EXERCISE TASK: Return a copy of every line in the records that includes the word "source".

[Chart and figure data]
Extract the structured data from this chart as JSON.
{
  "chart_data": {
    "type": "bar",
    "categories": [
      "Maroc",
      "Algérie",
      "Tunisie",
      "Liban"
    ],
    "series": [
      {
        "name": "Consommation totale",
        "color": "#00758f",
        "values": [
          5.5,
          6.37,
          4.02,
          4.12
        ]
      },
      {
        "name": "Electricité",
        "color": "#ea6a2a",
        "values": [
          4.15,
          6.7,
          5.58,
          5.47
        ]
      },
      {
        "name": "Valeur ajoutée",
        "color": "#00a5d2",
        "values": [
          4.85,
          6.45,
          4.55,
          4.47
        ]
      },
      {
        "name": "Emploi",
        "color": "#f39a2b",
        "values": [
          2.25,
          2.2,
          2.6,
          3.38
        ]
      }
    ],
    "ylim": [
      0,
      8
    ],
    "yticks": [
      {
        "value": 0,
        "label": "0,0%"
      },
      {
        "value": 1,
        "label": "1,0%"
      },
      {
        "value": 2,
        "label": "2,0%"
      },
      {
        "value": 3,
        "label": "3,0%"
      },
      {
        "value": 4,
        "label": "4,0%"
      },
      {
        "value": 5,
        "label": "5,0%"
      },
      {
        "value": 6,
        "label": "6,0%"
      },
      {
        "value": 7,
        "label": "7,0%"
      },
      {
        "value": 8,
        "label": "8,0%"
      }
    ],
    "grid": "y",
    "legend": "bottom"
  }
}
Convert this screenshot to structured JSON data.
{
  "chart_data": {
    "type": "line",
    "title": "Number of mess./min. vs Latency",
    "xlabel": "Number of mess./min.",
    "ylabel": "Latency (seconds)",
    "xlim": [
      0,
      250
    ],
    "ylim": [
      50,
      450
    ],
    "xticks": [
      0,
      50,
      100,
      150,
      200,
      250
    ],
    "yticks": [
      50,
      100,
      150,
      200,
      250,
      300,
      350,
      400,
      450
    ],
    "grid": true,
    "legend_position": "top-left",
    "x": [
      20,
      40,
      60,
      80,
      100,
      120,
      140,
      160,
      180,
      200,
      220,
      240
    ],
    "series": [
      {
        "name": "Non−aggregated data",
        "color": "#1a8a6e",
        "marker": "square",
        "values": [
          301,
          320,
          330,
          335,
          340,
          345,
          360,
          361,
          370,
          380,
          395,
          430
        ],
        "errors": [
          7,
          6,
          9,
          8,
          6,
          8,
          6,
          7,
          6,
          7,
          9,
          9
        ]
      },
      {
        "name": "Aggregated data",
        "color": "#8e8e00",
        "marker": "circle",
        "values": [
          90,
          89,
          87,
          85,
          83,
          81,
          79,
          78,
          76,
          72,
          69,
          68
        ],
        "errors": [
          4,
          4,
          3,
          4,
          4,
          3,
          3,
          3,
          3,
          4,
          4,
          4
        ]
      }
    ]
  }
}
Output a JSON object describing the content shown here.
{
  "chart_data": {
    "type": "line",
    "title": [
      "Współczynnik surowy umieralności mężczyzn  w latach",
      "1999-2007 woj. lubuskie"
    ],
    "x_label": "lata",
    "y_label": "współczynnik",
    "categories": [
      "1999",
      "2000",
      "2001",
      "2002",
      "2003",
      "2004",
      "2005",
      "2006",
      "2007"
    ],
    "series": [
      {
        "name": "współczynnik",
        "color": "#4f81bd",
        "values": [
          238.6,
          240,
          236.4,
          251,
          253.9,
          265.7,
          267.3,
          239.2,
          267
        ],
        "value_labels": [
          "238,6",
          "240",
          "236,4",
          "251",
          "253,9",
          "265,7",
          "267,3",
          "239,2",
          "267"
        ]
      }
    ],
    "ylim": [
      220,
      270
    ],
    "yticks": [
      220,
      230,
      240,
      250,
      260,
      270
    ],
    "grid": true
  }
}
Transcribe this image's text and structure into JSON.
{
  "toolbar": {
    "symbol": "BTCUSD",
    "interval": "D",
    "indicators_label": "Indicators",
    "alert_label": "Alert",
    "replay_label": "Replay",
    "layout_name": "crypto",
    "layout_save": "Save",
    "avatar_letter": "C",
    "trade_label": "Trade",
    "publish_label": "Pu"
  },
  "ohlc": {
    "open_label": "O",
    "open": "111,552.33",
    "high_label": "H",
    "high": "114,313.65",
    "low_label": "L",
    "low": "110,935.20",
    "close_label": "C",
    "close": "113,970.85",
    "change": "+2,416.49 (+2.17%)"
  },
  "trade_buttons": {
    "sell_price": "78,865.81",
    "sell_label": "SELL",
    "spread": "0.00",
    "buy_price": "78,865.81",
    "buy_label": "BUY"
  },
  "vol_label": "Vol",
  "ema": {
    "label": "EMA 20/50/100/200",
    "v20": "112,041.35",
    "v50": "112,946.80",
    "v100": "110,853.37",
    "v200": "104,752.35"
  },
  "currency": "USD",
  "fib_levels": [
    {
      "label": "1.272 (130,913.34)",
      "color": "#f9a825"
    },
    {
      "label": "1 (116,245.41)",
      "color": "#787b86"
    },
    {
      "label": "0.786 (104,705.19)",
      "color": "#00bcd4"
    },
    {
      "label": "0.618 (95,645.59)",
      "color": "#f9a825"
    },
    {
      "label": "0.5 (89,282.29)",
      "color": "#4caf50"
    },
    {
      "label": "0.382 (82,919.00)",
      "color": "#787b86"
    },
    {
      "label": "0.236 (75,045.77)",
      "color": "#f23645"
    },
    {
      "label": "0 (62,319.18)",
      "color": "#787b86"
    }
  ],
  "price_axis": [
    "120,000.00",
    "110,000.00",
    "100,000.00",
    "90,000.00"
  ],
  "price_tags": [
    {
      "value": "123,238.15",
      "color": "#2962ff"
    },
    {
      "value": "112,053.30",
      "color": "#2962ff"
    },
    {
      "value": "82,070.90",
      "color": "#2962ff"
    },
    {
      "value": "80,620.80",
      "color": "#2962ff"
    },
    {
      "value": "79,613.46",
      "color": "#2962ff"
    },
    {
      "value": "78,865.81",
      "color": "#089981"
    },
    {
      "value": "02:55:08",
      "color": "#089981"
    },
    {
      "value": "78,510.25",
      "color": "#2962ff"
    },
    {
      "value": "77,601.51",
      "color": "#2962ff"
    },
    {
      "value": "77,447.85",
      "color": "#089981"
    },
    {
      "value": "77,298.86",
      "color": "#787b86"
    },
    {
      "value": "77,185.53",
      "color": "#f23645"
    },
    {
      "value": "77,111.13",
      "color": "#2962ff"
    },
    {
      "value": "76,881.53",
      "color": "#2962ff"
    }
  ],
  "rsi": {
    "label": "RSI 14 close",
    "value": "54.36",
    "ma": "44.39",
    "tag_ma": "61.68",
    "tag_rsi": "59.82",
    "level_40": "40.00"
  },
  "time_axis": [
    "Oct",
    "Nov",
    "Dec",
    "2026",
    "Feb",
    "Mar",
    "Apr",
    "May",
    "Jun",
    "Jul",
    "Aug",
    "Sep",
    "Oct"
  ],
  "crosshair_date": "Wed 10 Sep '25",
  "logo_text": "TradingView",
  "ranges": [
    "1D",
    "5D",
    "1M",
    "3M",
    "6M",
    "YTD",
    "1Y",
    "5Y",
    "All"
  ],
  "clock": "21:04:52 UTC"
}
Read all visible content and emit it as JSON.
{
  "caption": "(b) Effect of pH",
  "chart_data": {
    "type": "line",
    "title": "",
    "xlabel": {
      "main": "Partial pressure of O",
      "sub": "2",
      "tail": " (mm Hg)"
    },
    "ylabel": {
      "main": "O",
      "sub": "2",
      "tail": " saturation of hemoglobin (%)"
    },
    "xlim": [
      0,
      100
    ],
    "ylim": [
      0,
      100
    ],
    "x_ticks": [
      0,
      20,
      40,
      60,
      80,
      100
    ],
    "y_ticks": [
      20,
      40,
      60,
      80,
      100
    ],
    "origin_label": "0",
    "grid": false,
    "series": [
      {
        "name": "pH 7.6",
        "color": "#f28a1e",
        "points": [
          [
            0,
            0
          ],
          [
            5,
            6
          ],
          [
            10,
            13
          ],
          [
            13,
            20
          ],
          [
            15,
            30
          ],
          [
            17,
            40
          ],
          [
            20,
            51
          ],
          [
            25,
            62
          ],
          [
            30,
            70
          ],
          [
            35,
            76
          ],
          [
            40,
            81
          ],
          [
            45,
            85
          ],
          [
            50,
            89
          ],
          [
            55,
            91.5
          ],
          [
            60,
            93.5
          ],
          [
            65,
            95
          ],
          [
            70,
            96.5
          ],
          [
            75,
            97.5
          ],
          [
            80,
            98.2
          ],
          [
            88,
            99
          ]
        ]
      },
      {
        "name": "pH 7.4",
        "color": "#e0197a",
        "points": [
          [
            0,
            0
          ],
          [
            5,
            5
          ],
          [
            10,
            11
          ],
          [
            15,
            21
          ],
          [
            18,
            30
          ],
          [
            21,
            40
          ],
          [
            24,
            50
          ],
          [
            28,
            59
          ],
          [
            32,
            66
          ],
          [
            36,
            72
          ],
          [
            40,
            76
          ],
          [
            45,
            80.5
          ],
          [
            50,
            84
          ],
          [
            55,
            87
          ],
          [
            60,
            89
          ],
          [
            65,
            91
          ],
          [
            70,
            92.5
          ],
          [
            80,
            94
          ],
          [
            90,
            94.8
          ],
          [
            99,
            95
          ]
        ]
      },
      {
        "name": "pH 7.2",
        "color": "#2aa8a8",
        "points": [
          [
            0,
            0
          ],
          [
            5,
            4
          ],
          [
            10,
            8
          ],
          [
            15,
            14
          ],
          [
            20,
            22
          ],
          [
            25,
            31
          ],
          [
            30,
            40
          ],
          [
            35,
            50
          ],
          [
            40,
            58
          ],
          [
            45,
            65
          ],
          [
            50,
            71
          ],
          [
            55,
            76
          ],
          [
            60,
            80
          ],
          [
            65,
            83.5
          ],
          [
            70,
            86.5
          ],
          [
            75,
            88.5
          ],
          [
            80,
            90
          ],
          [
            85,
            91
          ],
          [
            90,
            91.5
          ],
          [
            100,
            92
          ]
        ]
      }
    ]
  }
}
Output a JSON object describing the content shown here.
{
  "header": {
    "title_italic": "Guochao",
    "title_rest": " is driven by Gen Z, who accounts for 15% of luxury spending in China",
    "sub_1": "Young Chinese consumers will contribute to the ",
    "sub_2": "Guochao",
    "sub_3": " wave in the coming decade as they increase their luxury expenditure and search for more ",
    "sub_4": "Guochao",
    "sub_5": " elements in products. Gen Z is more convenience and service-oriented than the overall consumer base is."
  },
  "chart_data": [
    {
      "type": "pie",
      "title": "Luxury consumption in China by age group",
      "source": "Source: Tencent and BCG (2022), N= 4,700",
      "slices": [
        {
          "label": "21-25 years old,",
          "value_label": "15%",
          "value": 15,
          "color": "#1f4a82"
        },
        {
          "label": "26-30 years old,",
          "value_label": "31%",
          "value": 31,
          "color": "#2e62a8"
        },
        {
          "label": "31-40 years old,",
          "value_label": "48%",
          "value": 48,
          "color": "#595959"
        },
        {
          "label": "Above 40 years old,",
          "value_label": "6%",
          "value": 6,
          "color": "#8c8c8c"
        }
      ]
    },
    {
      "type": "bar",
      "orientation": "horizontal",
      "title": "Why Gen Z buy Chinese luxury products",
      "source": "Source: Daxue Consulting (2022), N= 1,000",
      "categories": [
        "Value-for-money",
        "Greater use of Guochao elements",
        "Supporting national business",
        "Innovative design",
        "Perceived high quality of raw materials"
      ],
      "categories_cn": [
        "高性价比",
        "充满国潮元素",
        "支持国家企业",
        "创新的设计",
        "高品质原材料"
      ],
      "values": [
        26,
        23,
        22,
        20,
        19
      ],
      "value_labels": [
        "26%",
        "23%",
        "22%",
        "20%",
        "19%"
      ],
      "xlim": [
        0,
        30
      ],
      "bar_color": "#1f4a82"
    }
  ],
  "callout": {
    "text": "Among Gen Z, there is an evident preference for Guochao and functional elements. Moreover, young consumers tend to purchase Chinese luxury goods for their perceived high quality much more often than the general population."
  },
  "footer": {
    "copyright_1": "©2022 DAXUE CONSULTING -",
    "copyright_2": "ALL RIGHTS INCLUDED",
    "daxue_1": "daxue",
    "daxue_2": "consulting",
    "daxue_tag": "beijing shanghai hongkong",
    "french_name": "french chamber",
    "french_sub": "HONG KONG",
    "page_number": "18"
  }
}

RESULT OF THIS TASK:
      "source": "Source: Tencent and BCG (2022), N= 4,700",
      "source": "Source: Daxue Consulting (2022), N= 1,000",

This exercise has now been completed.